[Data listing — start]
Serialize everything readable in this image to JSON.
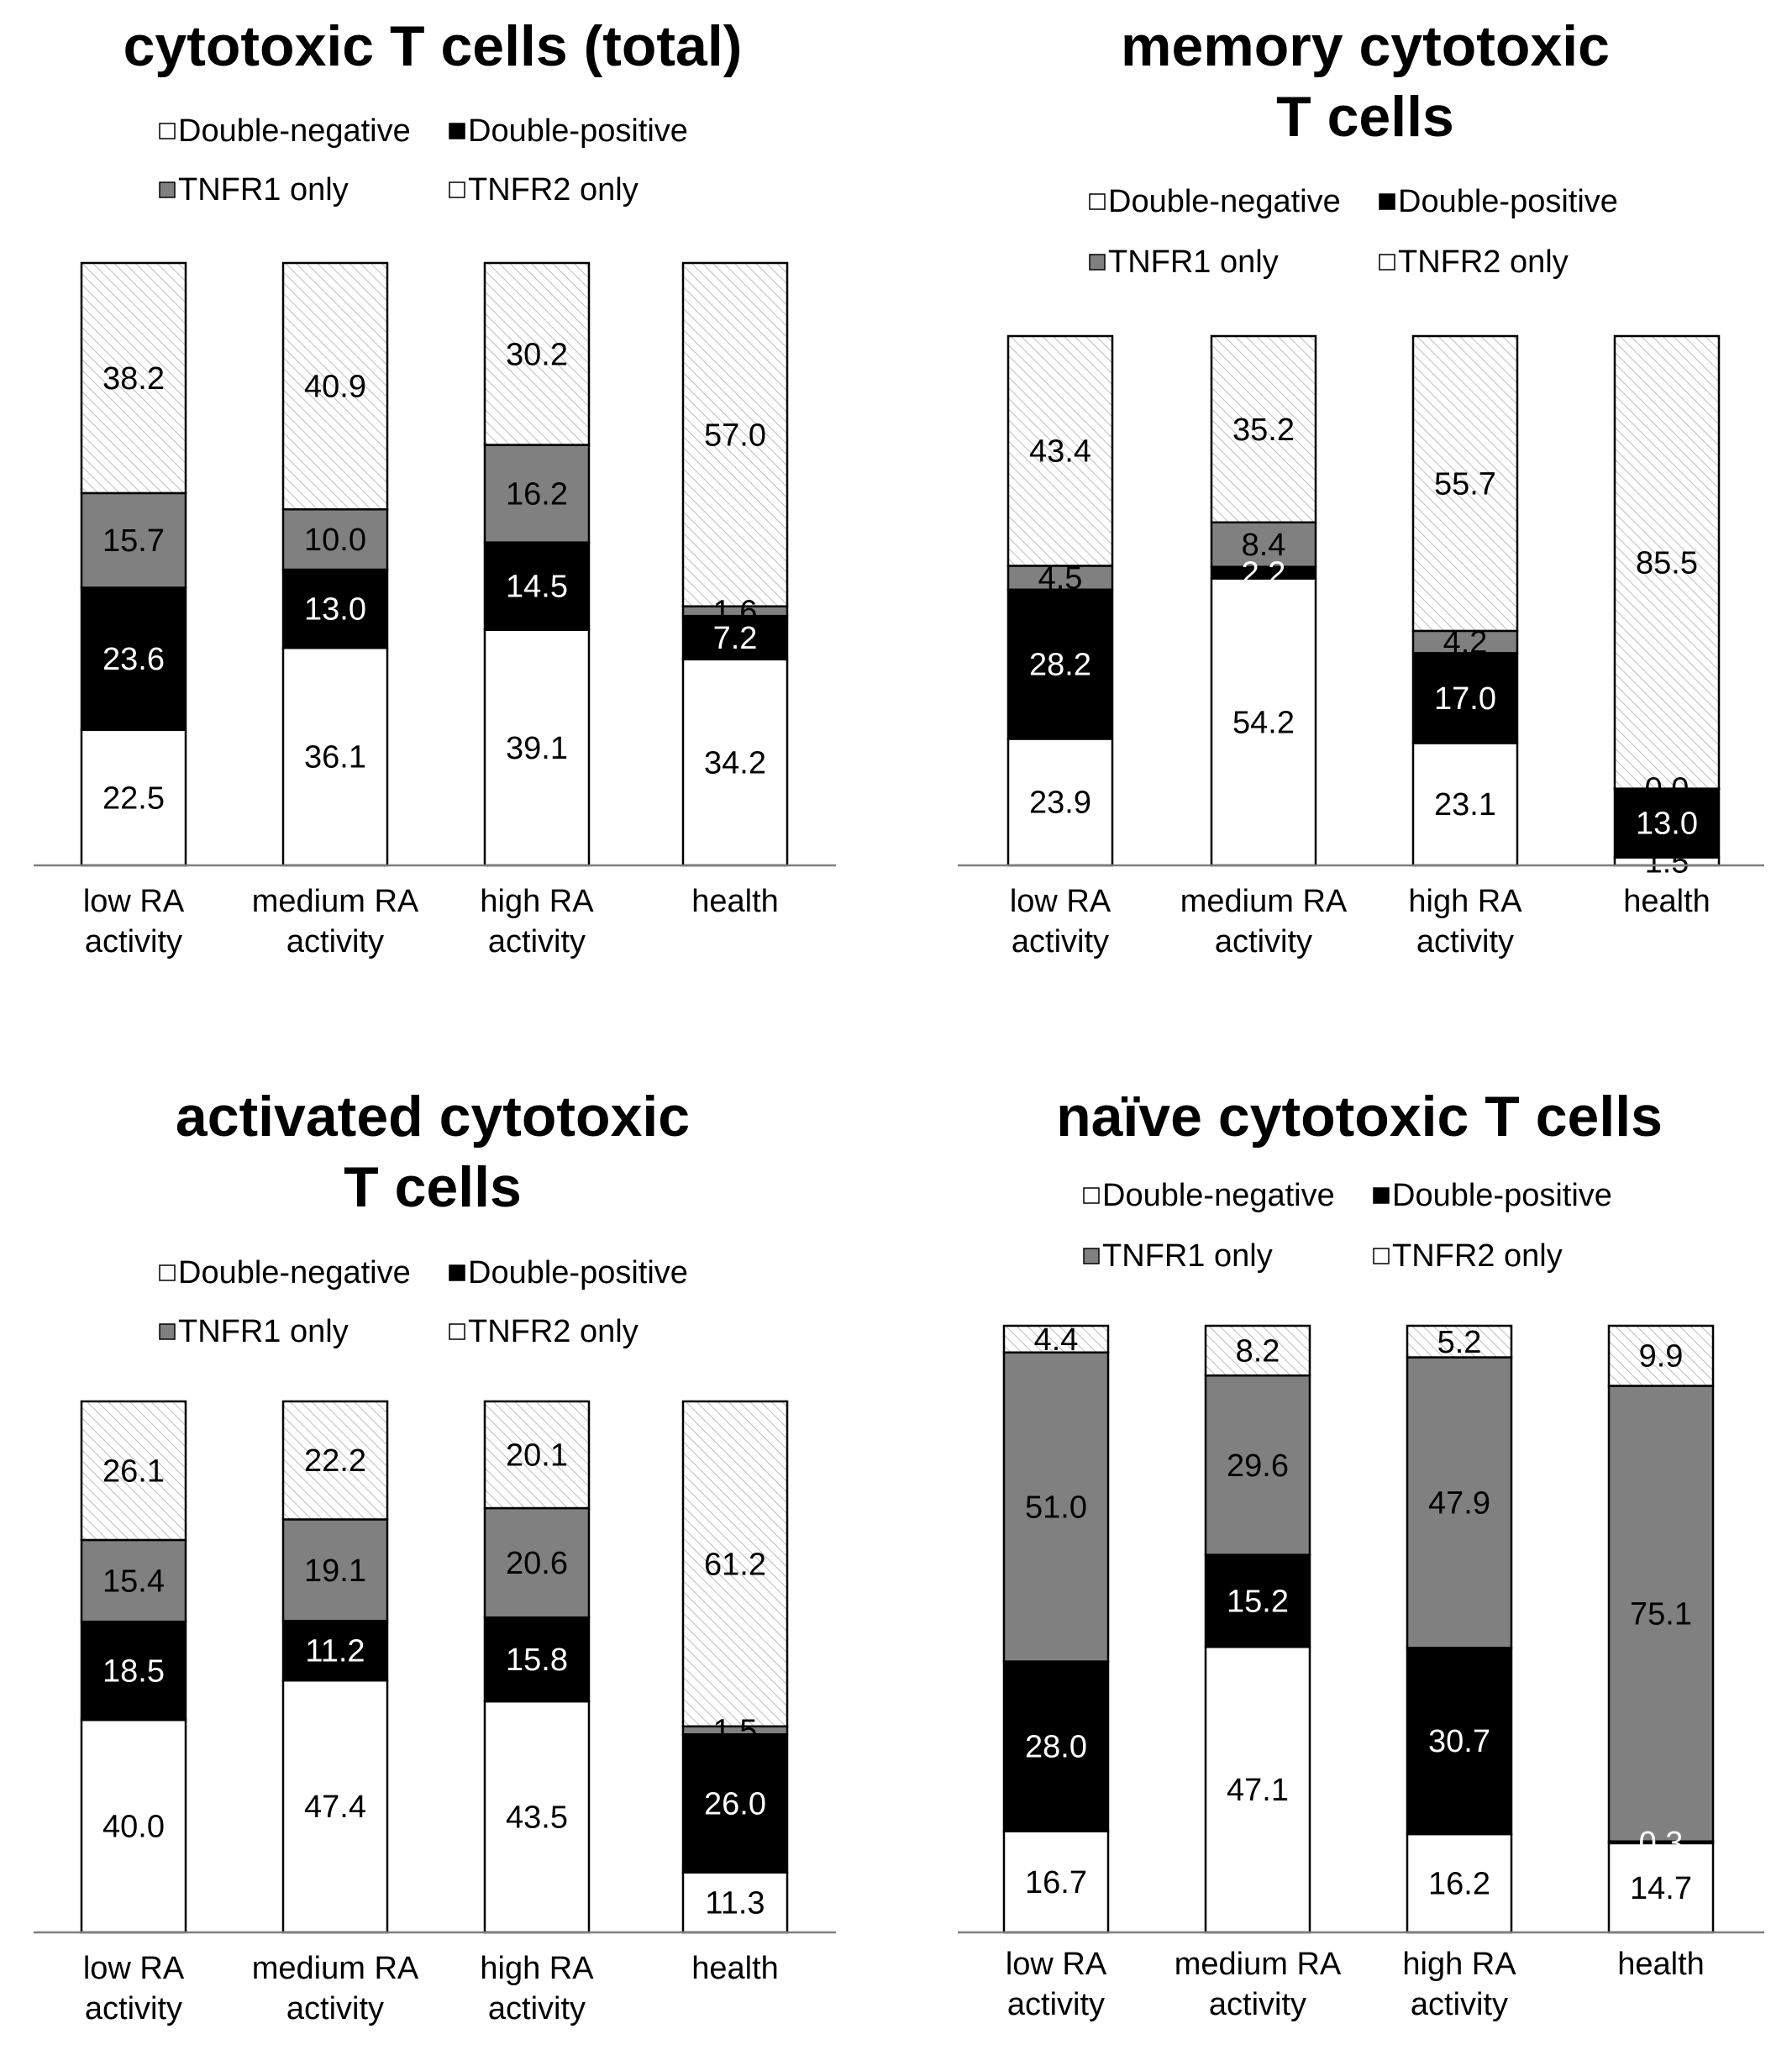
{
  "colors": {
    "double_negative": "#ffffff",
    "double_positive": "#000000",
    "tnfr1_only": "#808080",
    "tnfr2_only_fill": "#ffffff",
    "tnfr2_only_hatch": "#bdbdbd",
    "axis": "#7f7f7f",
    "outline": "#000000"
  },
  "chart_data": [
    {
      "type": "bar",
      "stacked": true,
      "title": "cytotoxic T cells (total)",
      "title_lines": [
        "cytotoxic T cells (total)"
      ],
      "legend": [
        "Double-negative",
        "Double-positive",
        "TNFR1 only",
        "TNFR2 only"
      ],
      "legend_position": "top",
      "categories": [
        [
          "low RA",
          "activity"
        ],
        [
          "medium RA",
          "activity"
        ],
        [
          "high RA",
          "activity"
        ],
        [
          "health"
        ]
      ],
      "ylim": [
        0,
        100
      ],
      "series": [
        {
          "name": "Double-negative",
          "values": [
            22.5,
            36.1,
            39.1,
            34.2
          ],
          "labels": [
            "22.5",
            "36.1",
            "39.1",
            "34.2"
          ]
        },
        {
          "name": "Double-positive",
          "values": [
            23.6,
            13.0,
            14.5,
            7.2
          ],
          "labels": [
            "23.6",
            "13.0",
            "14.5",
            "7.2"
          ]
        },
        {
          "name": "TNFR1 only",
          "values": [
            15.7,
            10.0,
            16.2,
            1.6
          ],
          "labels": [
            "15.7",
            "10.0",
            "16.2",
            "1.6"
          ]
        },
        {
          "name": "TNFR2 only",
          "values": [
            38.2,
            40.9,
            30.2,
            57.0
          ],
          "labels": [
            "38.2",
            "40.9",
            "30.2",
            "57.0"
          ]
        }
      ]
    },
    {
      "type": "bar",
      "stacked": true,
      "title": "memory cytotoxic T cells",
      "title_lines": [
        "memory cytotoxic",
        "T cells"
      ],
      "legend": [
        "Double-negative",
        "Double-positive",
        "TNFR1 only",
        "TNFR2 only"
      ],
      "legend_position": "top",
      "categories": [
        [
          "low RA",
          "activity"
        ],
        [
          "medium RA",
          "activity"
        ],
        [
          "high RA",
          "activity"
        ],
        [
          "health"
        ]
      ],
      "ylim": [
        0,
        100
      ],
      "series": [
        {
          "name": "Double-negative",
          "values": [
            23.9,
            54.2,
            23.1,
            1.5
          ],
          "labels": [
            "23.9",
            "54.2",
            "23.1",
            "1.5"
          ]
        },
        {
          "name": "Double-positive",
          "values": [
            28.2,
            2.2,
            17.0,
            13.0
          ],
          "labels": [
            "28.2",
            "2.2",
            "17.0",
            "13.0"
          ]
        },
        {
          "name": "TNFR1 only",
          "values": [
            4.5,
            8.4,
            4.2,
            0.0
          ],
          "labels": [
            "4.5",
            "8.4",
            "4.2",
            "0.0"
          ]
        },
        {
          "name": "TNFR2 only",
          "values": [
            43.4,
            35.2,
            55.7,
            85.5
          ],
          "labels": [
            "43.4",
            "35.2",
            "55.7",
            "85.5"
          ]
        }
      ]
    },
    {
      "type": "bar",
      "stacked": true,
      "title": "activated cytotoxic T cells",
      "title_lines": [
        "activated cytotoxic",
        "T cells"
      ],
      "legend": [
        "Double-negative",
        "Double-positive",
        "TNFR1 only",
        "TNFR2 only"
      ],
      "legend_position": "top",
      "categories": [
        [
          "low RA",
          "activity"
        ],
        [
          "medium RA",
          "activity"
        ],
        [
          "high RA",
          "activity"
        ],
        [
          "health"
        ]
      ],
      "ylim": [
        0,
        100
      ],
      "series": [
        {
          "name": "Double-negative",
          "values": [
            40.0,
            47.4,
            43.5,
            11.3
          ],
          "labels": [
            "40.0",
            "47.4",
            "43.5",
            "11.3"
          ]
        },
        {
          "name": "Double-positive",
          "values": [
            18.5,
            11.2,
            15.8,
            26.0
          ],
          "labels": [
            "18.5",
            "11.2",
            "15.8",
            "26.0"
          ]
        },
        {
          "name": "TNFR1 only",
          "values": [
            15.4,
            19.1,
            20.6,
            1.5
          ],
          "labels": [
            "15.4",
            "19.1",
            "20.6",
            "1.5"
          ]
        },
        {
          "name": "TNFR2 only",
          "values": [
            26.1,
            22.2,
            20.1,
            61.2
          ],
          "labels": [
            "26.1",
            "22.2",
            "20.1",
            "61.2"
          ]
        }
      ]
    },
    {
      "type": "bar",
      "stacked": true,
      "title": "naïve cytotoxic T cells",
      "title_lines": [
        "naïve cytotoxic T cells"
      ],
      "legend": [
        "Double-negative",
        "Double-positive",
        "TNFR1 only",
        "TNFR2 only"
      ],
      "legend_position": "top",
      "categories": [
        [
          "low RA",
          "activity"
        ],
        [
          "medium RA",
          "activity"
        ],
        [
          "high RA",
          "activity"
        ],
        [
          "health"
        ]
      ],
      "ylim": [
        0,
        100
      ],
      "series": [
        {
          "name": "Double-negative",
          "values": [
            16.7,
            47.1,
            16.2,
            14.7
          ],
          "labels": [
            "16.7",
            "47.1",
            "16.2",
            "14.7"
          ]
        },
        {
          "name": "Double-positive",
          "values": [
            28.0,
            15.2,
            30.7,
            0.3
          ],
          "labels": [
            "28.0",
            "15.2",
            "30.7",
            "0.3"
          ]
        },
        {
          "name": "TNFR1 only",
          "values": [
            51.0,
            29.6,
            47.9,
            75.1
          ],
          "labels": [
            "51.0",
            "29.6",
            "47.9",
            "75.1"
          ]
        },
        {
          "name": "TNFR2 only",
          "values": [
            4.4,
            8.2,
            5.2,
            9.9
          ],
          "labels": [
            "4.4",
            "8.2",
            "5.2",
            "9.9"
          ]
        }
      ]
    }
  ]
}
[Data listing — finish]
■ What is needed ■
Without the pictures, give every line above again exactly.

■ Expected answer ■
Serialize everything readable in this image to JSON.
{
  "colors": {
    "double_negative": "#ffffff",
    "double_positive": "#000000",
    "tnfr1_only": "#808080",
    "tnfr2_only_fill": "#ffffff",
    "tnfr2_only_hatch": "#bdbdbd",
    "axis": "#7f7f7f",
    "outline": "#000000"
  },
  "chart_data": [
    {
      "type": "bar",
      "stacked": true,
      "title": "cytotoxic T cells (total)",
      "title_lines": [
        "cytotoxic T cells (total)"
      ],
      "legend": [
        "Double-negative",
        "Double-positive",
        "TNFR1 only",
        "TNFR2 only"
      ],
      "legend_position": "top",
      "categories": [
        [
          "low RA",
          "activity"
        ],
        [
          "medium RA",
          "activity"
        ],
        [
          "high RA",
          "activity"
        ],
        [
          "health"
        ]
      ],
      "ylim": [
        0,
        100
      ],
      "series": [
        {
          "name": "Double-negative",
          "values": [
            22.5,
            36.1,
            39.1,
            34.2
          ],
          "labels": [
            "22.5",
            "36.1",
            "39.1",
            "34.2"
          ]
        },
        {
          "name": "Double-positive",
          "values": [
            23.6,
            13.0,
            14.5,
            7.2
          ],
          "labels": [
            "23.6",
            "13.0",
            "14.5",
            "7.2"
          ]
        },
        {
          "name": "TNFR1 only",
          "values": [
            15.7,
            10.0,
            16.2,
            1.6
          ],
          "labels": [
            "15.7",
            "10.0",
            "16.2",
            "1.6"
          ]
        },
        {
          "name": "TNFR2 only",
          "values": [
            38.2,
            40.9,
            30.2,
            57.0
          ],
          "labels": [
            "38.2",
            "40.9",
            "30.2",
            "57.0"
          ]
        }
      ]
    },
    {
      "type": "bar",
      "stacked": true,
      "title": "memory cytotoxic T cells",
      "title_lines": [
        "memory cytotoxic",
        "T cells"
      ],
      "legend": [
        "Double-negative",
        "Double-positive",
        "TNFR1 only",
        "TNFR2 only"
      ],
      "legend_position": "top",
      "categories": [
        [
          "low RA",
          "activity"
        ],
        [
          "medium RA",
          "activity"
        ],
        [
          "high RA",
          "activity"
        ],
        [
          "health"
        ]
      ],
      "ylim": [
        0,
        100
      ],
      "series": [
        {
          "name": "Double-negative",
          "values": [
            23.9,
            54.2,
            23.1,
            1.5
          ],
          "labels": [
            "23.9",
            "54.2",
            "23.1",
            "1.5"
          ]
        },
        {
          "name": "Double-positive",
          "values": [
            28.2,
            2.2,
            17.0,
            13.0
          ],
          "labels": [
            "28.2",
            "2.2",
            "17.0",
            "13.0"
          ]
        },
        {
          "name": "TNFR1 only",
          "values": [
            4.5,
            8.4,
            4.2,
            0.0
          ],
          "labels": [
            "4.5",
            "8.4",
            "4.2",
            "0.0"
          ]
        },
        {
          "name": "TNFR2 only",
          "values": [
            43.4,
            35.2,
            55.7,
            85.5
          ],
          "labels": [
            "43.4",
            "35.2",
            "55.7",
            "85.5"
          ]
        }
      ]
    },
    {
      "type": "bar",
      "stacked": true,
      "title": "activated cytotoxic T cells",
      "title_lines": [
        "activated cytotoxic",
        "T cells"
      ],
      "legend": [
        "Double-negative",
        "Double-positive",
        "TNFR1 only",
        "TNFR2 only"
      ],
      "legend_position": "top",
      "categories": [
        [
          "low RA",
          "activity"
        ],
        [
          "medium RA",
          "activity"
        ],
        [
          "high RA",
          "activity"
        ],
        [
          "health"
        ]
      ],
      "ylim": [
        0,
        100
      ],
      "series": [
        {
          "name": "Double-negative",
          "values": [
            40.0,
            47.4,
            43.5,
            11.3
          ],
          "labels": [
            "40.0",
            "47.4",
            "43.5",
            "11.3"
          ]
        },
        {
          "name": "Double-positive",
          "values": [
            18.5,
            11.2,
            15.8,
            26.0
          ],
          "labels": [
            "18.5",
            "11.2",
            "15.8",
            "26.0"
          ]
        },
        {
          "name": "TNFR1 only",
          "values": [
            15.4,
            19.1,
            20.6,
            1.5
          ],
          "labels": [
            "15.4",
            "19.1",
            "20.6",
            "1.5"
          ]
        },
        {
          "name": "TNFR2 only",
          "values": [
            26.1,
            22.2,
            20.1,
            61.2
          ],
          "labels": [
            "26.1",
            "22.2",
            "20.1",
            "61.2"
          ]
        }
      ]
    },
    {
      "type": "bar",
      "stacked": true,
      "title": "naïve cytotoxic T cells",
      "title_lines": [
        "naïve cytotoxic T cells"
      ],
      "legend": [
        "Double-negative",
        "Double-positive",
        "TNFR1 only",
        "TNFR2 only"
      ],
      "legend_position": "top",
      "categories": [
        [
          "low RA",
          "activity"
        ],
        [
          "medium RA",
          "activity"
        ],
        [
          "high RA",
          "activity"
        ],
        [
          "health"
        ]
      ],
      "ylim": [
        0,
        100
      ],
      "series": [
        {
          "name": "Double-negative",
          "values": [
            16.7,
            47.1,
            16.2,
            14.7
          ],
          "labels": [
            "16.7",
            "47.1",
            "16.2",
            "14.7"
          ]
        },
        {
          "name": "Double-positive",
          "values": [
            28.0,
            15.2,
            30.7,
            0.3
          ],
          "labels": [
            "28.0",
            "15.2",
            "30.7",
            "0.3"
          ]
        },
        {
          "name": "TNFR1 only",
          "values": [
            51.0,
            29.6,
            47.9,
            75.1
          ],
          "labels": [
            "51.0",
            "29.6",
            "47.9",
            "75.1"
          ]
        },
        {
          "name": "TNFR2 only",
          "values": [
            4.4,
            8.2,
            5.2,
            9.9
          ],
          "labels": [
            "4.4",
            "8.2",
            "5.2",
            "9.9"
          ]
        }
      ]
    }
  ]
}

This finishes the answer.